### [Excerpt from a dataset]
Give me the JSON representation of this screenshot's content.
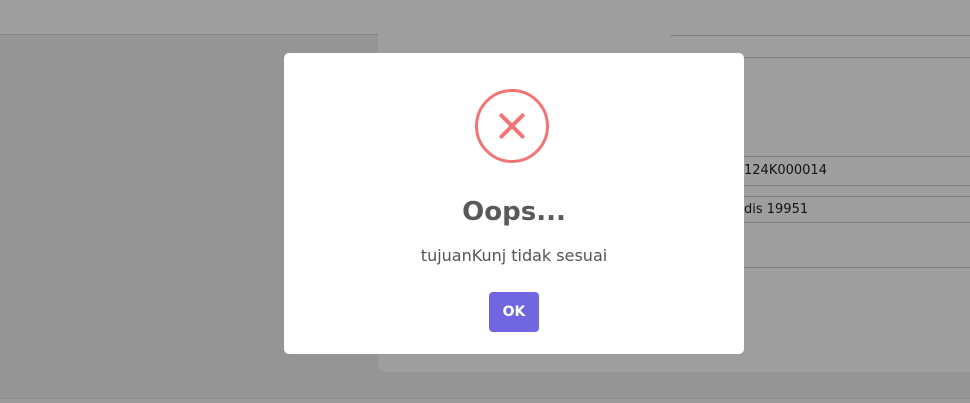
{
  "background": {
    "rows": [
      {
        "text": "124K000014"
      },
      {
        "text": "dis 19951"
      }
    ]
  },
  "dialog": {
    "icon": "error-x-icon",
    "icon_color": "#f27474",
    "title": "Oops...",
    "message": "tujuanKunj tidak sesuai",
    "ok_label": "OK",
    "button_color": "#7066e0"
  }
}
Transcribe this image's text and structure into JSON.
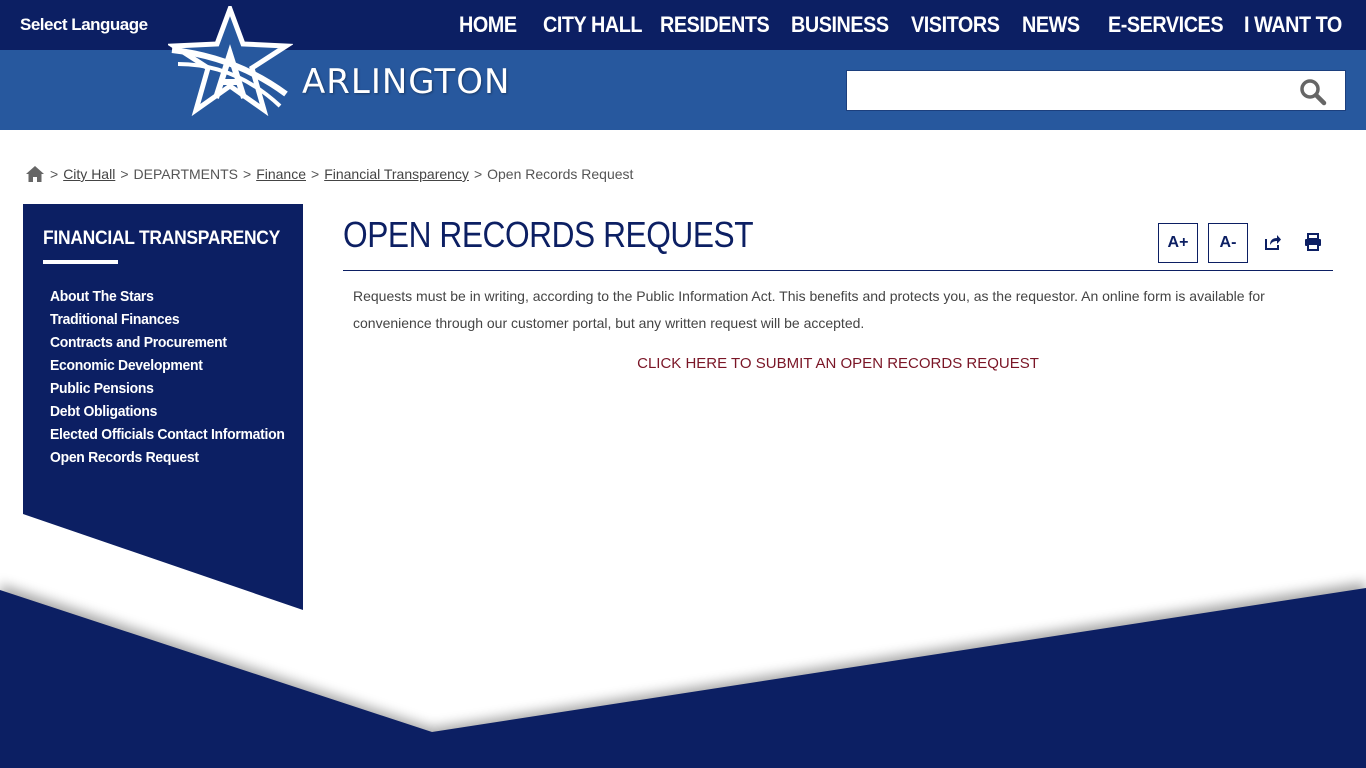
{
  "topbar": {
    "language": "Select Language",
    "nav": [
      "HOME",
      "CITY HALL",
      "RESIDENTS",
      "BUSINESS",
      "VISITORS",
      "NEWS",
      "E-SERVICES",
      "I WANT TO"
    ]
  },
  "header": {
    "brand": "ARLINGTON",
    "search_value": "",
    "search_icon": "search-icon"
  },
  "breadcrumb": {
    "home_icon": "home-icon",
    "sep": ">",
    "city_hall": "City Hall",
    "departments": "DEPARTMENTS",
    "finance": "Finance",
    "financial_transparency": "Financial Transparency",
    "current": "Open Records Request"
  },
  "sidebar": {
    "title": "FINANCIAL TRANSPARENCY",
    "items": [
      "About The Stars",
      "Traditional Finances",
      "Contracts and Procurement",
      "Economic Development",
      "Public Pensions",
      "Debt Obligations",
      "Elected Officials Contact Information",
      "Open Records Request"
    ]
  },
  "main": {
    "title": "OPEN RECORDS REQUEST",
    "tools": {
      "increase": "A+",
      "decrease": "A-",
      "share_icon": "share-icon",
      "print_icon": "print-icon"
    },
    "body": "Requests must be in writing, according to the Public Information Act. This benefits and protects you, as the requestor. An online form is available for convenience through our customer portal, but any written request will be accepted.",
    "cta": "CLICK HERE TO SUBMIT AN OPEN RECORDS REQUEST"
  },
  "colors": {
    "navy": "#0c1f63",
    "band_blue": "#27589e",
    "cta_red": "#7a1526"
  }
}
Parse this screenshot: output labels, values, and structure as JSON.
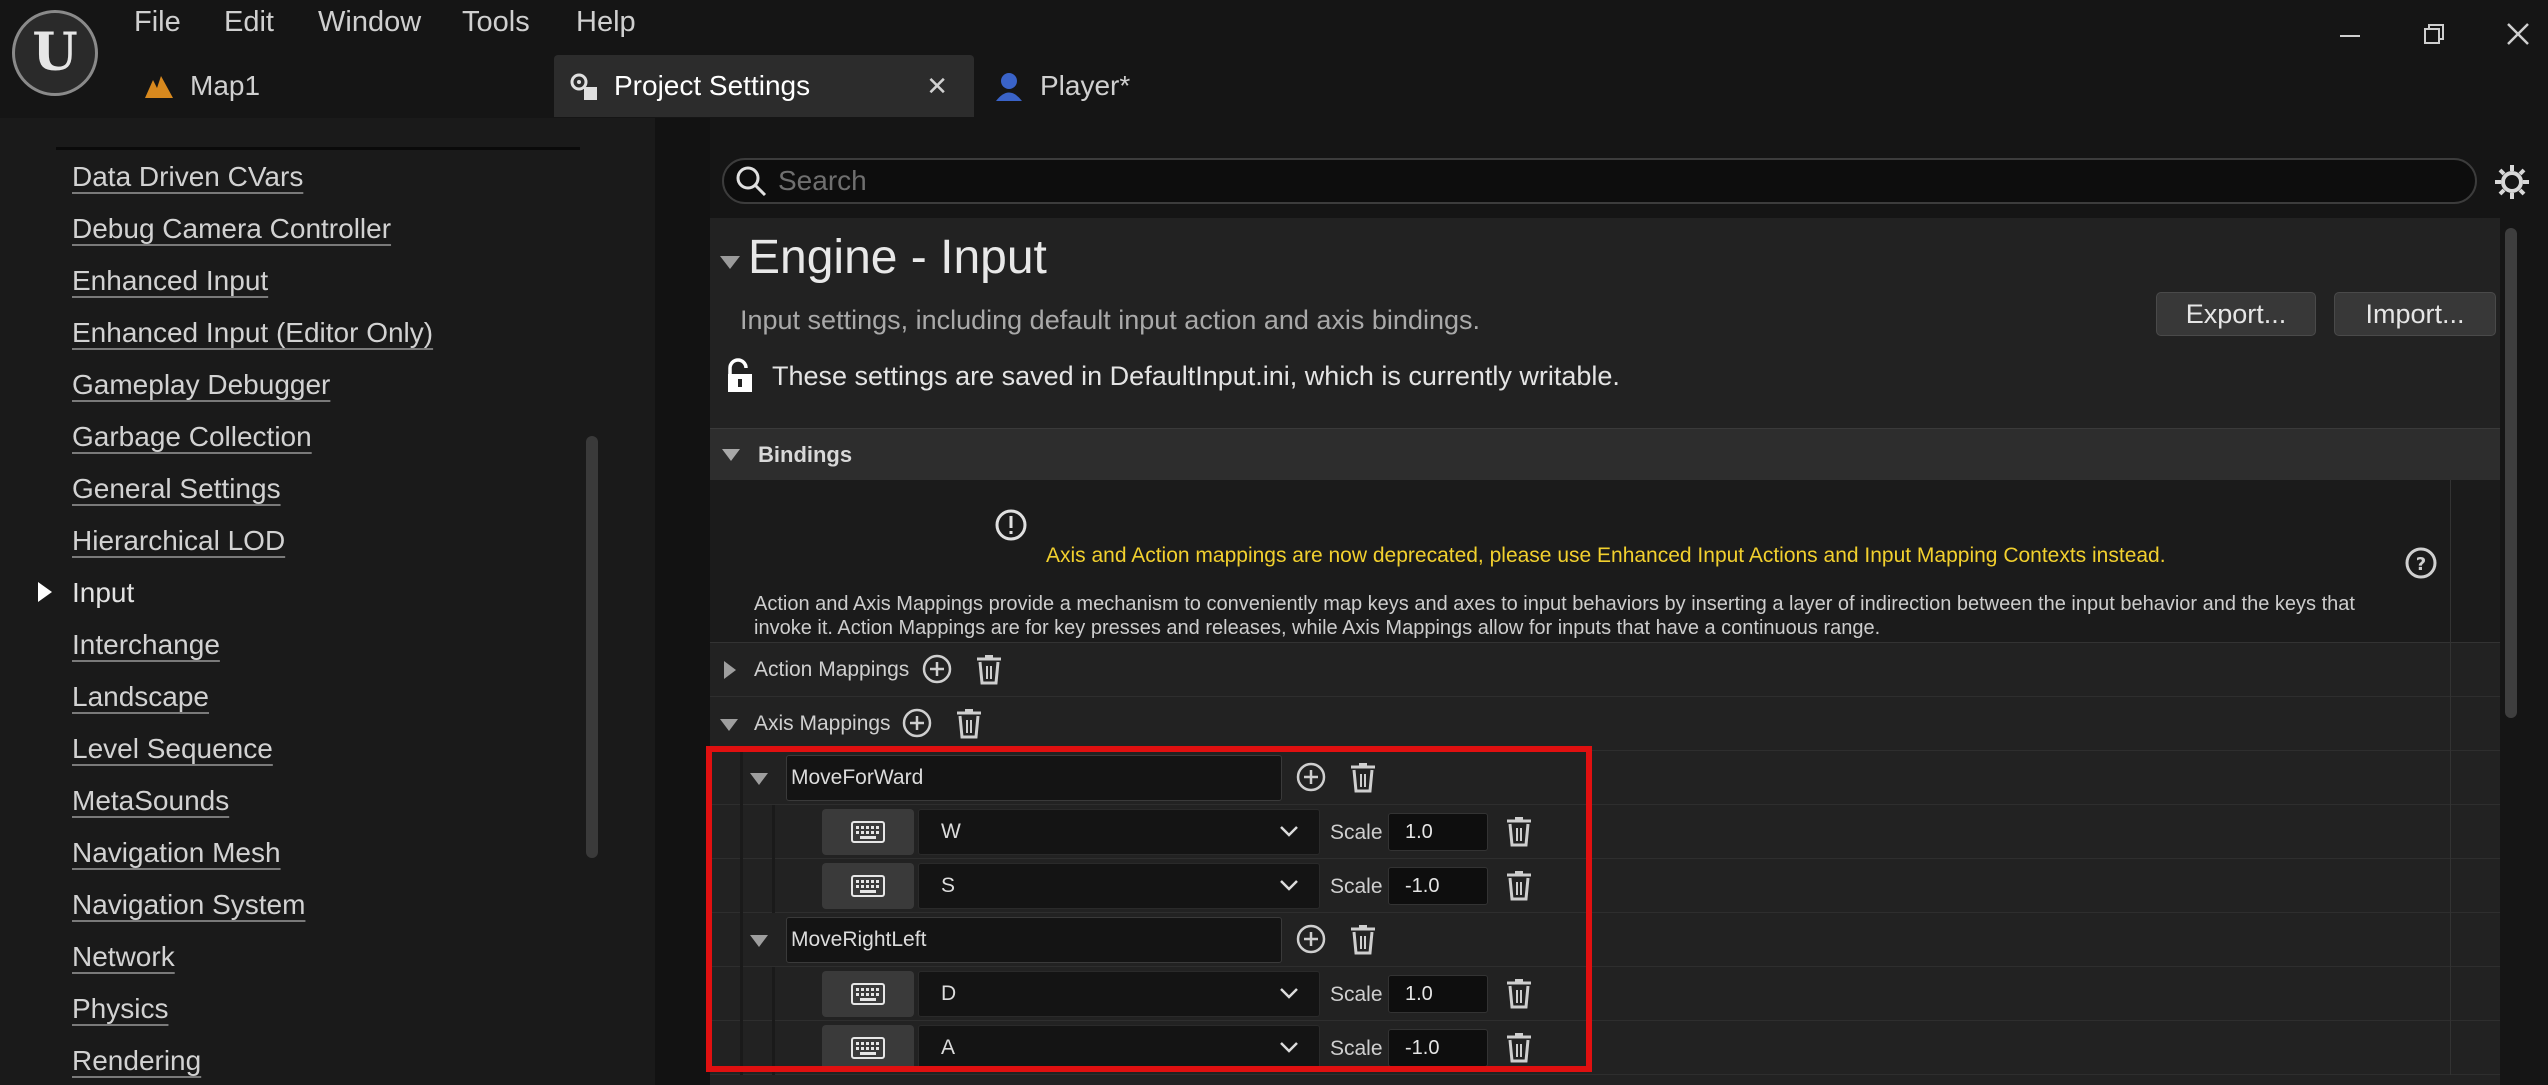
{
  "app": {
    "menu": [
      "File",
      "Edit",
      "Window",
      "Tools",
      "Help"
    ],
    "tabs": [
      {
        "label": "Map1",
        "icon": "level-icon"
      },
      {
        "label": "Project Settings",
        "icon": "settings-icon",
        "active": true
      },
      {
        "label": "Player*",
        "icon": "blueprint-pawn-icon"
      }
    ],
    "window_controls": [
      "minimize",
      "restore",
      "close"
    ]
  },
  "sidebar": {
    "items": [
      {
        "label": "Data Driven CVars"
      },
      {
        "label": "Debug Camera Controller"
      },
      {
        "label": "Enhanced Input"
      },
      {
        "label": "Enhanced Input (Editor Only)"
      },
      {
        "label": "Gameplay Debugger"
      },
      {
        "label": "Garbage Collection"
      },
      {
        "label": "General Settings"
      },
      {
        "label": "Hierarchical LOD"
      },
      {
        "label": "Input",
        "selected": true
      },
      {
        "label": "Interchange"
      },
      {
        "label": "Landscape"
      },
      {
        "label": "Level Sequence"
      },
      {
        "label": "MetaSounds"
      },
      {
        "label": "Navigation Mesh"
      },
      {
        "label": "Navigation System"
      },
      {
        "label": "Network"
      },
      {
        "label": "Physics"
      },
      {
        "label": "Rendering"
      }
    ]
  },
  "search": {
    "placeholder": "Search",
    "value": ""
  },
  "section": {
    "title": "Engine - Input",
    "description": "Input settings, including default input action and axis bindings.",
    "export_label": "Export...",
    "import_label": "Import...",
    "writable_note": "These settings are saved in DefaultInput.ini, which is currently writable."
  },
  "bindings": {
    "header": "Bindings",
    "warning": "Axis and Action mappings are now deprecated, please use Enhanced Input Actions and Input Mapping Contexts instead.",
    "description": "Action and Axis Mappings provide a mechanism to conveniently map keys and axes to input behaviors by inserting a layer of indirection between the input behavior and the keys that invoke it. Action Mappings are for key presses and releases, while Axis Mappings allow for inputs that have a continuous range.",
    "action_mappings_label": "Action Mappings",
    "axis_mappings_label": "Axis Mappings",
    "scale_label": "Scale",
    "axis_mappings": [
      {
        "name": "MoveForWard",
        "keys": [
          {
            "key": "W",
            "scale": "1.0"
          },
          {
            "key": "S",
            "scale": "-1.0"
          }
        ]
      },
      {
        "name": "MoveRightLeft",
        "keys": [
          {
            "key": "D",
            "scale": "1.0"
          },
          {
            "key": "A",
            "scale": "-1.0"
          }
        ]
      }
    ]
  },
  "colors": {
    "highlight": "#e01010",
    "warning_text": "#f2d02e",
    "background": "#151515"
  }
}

### [WORK TO DO]
Without including any pictures, reproduce the listing exactly.

### [RESULT FOR THIS EXERCISE]
Give me the JSON representation of this screenshot's content.
{
  "background": {
    "rows": [
      {
        "text": "124K000014"
      },
      {
        "text": "dis 19951"
      }
    ]
  },
  "dialog": {
    "icon": "error-x-icon",
    "icon_color": "#f27474",
    "title": "Oops...",
    "message": "tujuanKunj tidak sesuai",
    "ok_label": "OK",
    "button_color": "#7066e0"
  }
}
Transcribe this image's text and structure into JSON.
{
  "topbar": {
    "language": "Select Language",
    "nav": [
      "HOME",
      "CITY HALL",
      "RESIDENTS",
      "BUSINESS",
      "VISITORS",
      "NEWS",
      "E-SERVICES",
      "I WANT TO"
    ]
  },
  "header": {
    "brand": "ARLINGTON",
    "search_value": "",
    "search_icon": "search-icon"
  },
  "breadcrumb": {
    "home_icon": "home-icon",
    "sep": ">",
    "city_hall": "City Hall",
    "departments": "DEPARTMENTS",
    "finance": "Finance",
    "financial_transparency": "Financial Transparency",
    "current": "Open Records Request"
  },
  "sidebar": {
    "title": "FINANCIAL TRANSPARENCY",
    "items": [
      "About The Stars",
      "Traditional Finances",
      "Contracts and Procurement",
      "Economic Development",
      "Public Pensions",
      "Debt Obligations",
      "Elected Officials Contact Information",
      "Open Records Request"
    ]
  },
  "main": {
    "title": "OPEN RECORDS REQUEST",
    "tools": {
      "increase": "A+",
      "decrease": "A-",
      "share_icon": "share-icon",
      "print_icon": "print-icon"
    },
    "body": "Requests must be in writing, according to the Public Information Act. This benefits and protects you, as the requestor. An online form is available for convenience through our customer portal, but any written request will be accepted.",
    "cta": "CLICK HERE TO SUBMIT AN OPEN RECORDS REQUEST"
  },
  "colors": {
    "navy": "#0c1f63",
    "band_blue": "#27589e",
    "cta_red": "#7a1526"
  }
}
Parse this screenshot: output labels, values, and structure as JSON.
{
  "app": {
    "menu": [
      "File",
      "Edit",
      "Window",
      "Tools",
      "Help"
    ],
    "tabs": [
      {
        "label": "Map1",
        "icon": "level-icon"
      },
      {
        "label": "Project Settings",
        "icon": "settings-icon",
        "active": true
      },
      {
        "label": "Player*",
        "icon": "blueprint-pawn-icon"
      }
    ],
    "window_controls": [
      "minimize",
      "restore",
      "close"
    ]
  },
  "sidebar": {
    "items": [
      {
        "label": "Data Driven CVars"
      },
      {
        "label": "Debug Camera Controller"
      },
      {
        "label": "Enhanced Input"
      },
      {
        "label": "Enhanced Input (Editor Only)"
      },
      {
        "label": "Gameplay Debugger"
      },
      {
        "label": "Garbage Collection"
      },
      {
        "label": "General Settings"
      },
      {
        "label": "Hierarchical LOD"
      },
      {
        "label": "Input",
        "selected": true
      },
      {
        "label": "Interchange"
      },
      {
        "label": "Landscape"
      },
      {
        "label": "Level Sequence"
      },
      {
        "label": "MetaSounds"
      },
      {
        "label": "Navigation Mesh"
      },
      {
        "label": "Navigation System"
      },
      {
        "label": "Network"
      },
      {
        "label": "Physics"
      },
      {
        "label": "Rendering"
      }
    ]
  },
  "search": {
    "placeholder": "Search",
    "value": ""
  },
  "section": {
    "title": "Engine - Input",
    "description": "Input settings, including default input action and axis bindings.",
    "export_label": "Export...",
    "import_label": "Import...",
    "writable_note": "These settings are saved in DefaultInput.ini, which is currently writable."
  },
  "bindings": {
    "header": "Bindings",
    "warning": "Axis and Action mappings are now deprecated, please use Enhanced Input Actions and Input Mapping Contexts instead.",
    "description": "Action and Axis Mappings provide a mechanism to conveniently map keys and axes to input behaviors by inserting a layer of indirection between the input behavior and the keys that invoke it. Action Mappings are for key presses and releases, while Axis Mappings allow for inputs that have a continuous range.",
    "action_mappings_label": "Action Mappings",
    "axis_mappings_label": "Axis Mappings",
    "scale_label": "Scale",
    "axis_mappings": [
      {
        "name": "MoveForWard",
        "keys": [
          {
            "key": "W",
            "scale": "1.0"
          },
          {
            "key": "S",
            "scale": "-1.0"
          }
        ]
      },
      {
        "name": "MoveRightLeft",
        "keys": [
          {
            "key": "D",
            "scale": "1.0"
          },
          {
            "key": "A",
            "scale": "-1.0"
          }
        ]
      }
    ]
  },
  "colors": {
    "highlight": "#e01010",
    "warning_text": "#f2d02e",
    "background": "#151515"
  }
}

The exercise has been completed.